▶ [Material provided]
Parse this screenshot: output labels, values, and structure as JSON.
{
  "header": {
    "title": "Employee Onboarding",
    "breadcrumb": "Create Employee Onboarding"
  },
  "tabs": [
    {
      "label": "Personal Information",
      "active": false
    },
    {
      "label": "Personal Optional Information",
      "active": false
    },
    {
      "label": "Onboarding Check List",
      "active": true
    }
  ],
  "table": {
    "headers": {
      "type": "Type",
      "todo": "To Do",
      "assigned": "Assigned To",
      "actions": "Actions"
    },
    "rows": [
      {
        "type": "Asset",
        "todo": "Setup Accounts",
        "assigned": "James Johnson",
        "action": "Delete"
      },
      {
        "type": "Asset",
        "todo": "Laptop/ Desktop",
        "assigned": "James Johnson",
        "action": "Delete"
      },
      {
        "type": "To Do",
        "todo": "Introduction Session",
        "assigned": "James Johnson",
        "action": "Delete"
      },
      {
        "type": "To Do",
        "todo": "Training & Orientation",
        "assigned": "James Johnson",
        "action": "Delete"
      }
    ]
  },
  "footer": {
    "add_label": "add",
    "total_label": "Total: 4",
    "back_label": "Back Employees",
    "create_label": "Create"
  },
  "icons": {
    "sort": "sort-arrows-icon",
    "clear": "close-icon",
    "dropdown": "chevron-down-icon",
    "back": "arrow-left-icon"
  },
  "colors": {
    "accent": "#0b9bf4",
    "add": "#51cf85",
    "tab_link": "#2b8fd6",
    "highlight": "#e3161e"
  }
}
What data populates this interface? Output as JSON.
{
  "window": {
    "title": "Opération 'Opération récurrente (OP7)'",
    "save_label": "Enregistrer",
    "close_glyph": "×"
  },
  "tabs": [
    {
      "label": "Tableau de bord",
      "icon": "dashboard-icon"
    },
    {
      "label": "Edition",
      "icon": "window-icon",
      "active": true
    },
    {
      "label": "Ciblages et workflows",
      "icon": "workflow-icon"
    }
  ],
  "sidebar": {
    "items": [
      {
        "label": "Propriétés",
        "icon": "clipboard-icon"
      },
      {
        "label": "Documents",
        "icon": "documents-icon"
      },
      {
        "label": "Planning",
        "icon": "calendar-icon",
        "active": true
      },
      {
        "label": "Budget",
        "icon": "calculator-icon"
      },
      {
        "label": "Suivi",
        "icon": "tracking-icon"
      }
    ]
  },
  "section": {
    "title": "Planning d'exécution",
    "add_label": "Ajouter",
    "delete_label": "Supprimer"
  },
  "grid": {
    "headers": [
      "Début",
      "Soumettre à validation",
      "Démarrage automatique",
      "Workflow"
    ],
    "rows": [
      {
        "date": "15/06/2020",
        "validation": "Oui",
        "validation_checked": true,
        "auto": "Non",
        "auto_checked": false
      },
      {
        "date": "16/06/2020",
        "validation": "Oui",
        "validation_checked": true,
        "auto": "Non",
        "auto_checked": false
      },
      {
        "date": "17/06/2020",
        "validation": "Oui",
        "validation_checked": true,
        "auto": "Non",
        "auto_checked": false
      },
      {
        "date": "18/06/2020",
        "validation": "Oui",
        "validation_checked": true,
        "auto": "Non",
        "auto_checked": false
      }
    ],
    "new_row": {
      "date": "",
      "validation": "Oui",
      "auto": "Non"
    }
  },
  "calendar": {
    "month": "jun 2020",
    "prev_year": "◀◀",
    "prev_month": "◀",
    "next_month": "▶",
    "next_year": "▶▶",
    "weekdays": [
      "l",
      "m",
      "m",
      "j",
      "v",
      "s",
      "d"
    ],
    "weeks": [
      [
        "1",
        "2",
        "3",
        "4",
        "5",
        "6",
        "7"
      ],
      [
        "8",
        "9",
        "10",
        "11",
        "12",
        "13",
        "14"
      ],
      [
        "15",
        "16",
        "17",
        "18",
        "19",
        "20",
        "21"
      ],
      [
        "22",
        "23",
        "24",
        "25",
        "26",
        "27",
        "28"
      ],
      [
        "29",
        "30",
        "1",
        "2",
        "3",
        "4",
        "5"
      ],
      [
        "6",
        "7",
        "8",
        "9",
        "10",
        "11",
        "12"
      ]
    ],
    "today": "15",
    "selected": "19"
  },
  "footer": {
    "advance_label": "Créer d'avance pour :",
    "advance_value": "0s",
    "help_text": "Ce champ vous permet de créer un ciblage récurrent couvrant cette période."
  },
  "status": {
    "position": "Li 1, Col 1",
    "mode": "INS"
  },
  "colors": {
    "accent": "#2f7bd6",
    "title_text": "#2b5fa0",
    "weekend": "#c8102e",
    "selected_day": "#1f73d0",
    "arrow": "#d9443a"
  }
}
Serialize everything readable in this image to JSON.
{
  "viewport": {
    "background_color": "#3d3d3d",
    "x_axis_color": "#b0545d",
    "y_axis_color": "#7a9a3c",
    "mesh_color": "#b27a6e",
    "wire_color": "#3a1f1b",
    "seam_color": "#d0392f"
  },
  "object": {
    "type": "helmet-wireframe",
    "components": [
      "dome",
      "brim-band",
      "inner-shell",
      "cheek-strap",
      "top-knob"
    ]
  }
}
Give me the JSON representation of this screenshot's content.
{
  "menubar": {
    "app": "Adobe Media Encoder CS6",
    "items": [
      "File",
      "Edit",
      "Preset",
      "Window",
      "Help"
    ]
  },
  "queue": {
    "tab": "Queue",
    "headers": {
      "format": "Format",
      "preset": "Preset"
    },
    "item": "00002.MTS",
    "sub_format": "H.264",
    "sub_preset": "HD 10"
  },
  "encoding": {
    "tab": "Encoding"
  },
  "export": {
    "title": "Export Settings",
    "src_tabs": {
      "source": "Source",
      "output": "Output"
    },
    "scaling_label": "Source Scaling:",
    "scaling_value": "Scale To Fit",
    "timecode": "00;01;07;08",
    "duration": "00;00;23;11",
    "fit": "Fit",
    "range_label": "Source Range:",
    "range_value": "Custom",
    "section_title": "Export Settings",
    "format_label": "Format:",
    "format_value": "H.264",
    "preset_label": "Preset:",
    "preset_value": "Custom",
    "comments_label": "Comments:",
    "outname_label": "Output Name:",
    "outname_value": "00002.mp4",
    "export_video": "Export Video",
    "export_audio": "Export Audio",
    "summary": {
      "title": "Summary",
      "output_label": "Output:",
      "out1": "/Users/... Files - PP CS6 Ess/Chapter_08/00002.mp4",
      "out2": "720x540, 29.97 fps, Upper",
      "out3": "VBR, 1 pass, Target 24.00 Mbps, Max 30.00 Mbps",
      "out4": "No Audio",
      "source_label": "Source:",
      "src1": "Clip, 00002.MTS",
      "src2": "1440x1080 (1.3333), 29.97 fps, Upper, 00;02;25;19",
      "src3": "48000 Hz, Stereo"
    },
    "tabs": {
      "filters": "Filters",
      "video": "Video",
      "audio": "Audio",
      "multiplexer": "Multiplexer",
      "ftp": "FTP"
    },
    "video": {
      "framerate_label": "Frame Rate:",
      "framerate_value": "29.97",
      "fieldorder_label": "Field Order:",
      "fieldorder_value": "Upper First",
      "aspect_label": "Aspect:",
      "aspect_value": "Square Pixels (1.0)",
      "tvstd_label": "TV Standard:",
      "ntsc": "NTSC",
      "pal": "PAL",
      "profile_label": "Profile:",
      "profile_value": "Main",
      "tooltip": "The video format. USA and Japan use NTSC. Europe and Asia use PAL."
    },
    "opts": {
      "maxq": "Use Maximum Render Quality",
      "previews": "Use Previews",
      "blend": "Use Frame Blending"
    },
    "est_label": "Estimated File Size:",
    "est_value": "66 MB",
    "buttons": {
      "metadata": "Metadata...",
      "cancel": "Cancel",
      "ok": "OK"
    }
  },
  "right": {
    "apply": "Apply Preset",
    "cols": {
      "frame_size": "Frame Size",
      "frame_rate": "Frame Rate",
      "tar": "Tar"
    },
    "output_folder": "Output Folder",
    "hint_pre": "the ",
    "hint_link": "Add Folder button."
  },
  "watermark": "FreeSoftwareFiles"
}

▶ [What you are asked to do] Give nothing but the number of lines containing the string "Size".

▶ [Task response] 2